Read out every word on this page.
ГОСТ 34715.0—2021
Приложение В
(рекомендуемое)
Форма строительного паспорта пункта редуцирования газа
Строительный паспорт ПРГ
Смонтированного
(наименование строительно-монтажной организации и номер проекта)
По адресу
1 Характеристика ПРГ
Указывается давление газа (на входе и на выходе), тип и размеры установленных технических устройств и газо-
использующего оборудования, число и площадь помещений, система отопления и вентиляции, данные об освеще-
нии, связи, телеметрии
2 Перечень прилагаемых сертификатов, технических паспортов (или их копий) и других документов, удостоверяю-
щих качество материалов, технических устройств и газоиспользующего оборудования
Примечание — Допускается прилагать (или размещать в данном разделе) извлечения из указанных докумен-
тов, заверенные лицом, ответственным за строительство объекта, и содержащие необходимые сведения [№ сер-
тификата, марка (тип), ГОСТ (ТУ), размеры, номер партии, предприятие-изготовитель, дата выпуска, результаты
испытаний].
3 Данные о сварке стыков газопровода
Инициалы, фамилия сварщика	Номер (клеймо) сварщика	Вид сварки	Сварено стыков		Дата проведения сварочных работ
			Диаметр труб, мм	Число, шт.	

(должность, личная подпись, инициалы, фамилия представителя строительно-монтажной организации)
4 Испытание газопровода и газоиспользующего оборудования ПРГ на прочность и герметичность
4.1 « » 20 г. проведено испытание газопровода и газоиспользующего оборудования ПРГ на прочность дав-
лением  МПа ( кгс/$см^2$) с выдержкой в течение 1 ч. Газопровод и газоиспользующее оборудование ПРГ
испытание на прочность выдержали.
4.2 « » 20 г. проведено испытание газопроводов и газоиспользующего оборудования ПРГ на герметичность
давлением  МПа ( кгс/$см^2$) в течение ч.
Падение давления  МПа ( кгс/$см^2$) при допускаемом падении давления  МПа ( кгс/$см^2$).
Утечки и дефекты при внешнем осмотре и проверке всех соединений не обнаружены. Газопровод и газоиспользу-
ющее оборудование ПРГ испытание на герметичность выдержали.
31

◆ **Directions**
Look for lines containing the string "стыков" and copy them all.

◆ **Exercise result**
3 Данные о сварке стыков газопровода
Инициалы, фамилия сварщика	Номер (клеймо) сварщика	Вид сварки	Сварено стыков		Дата проведения сварочных работ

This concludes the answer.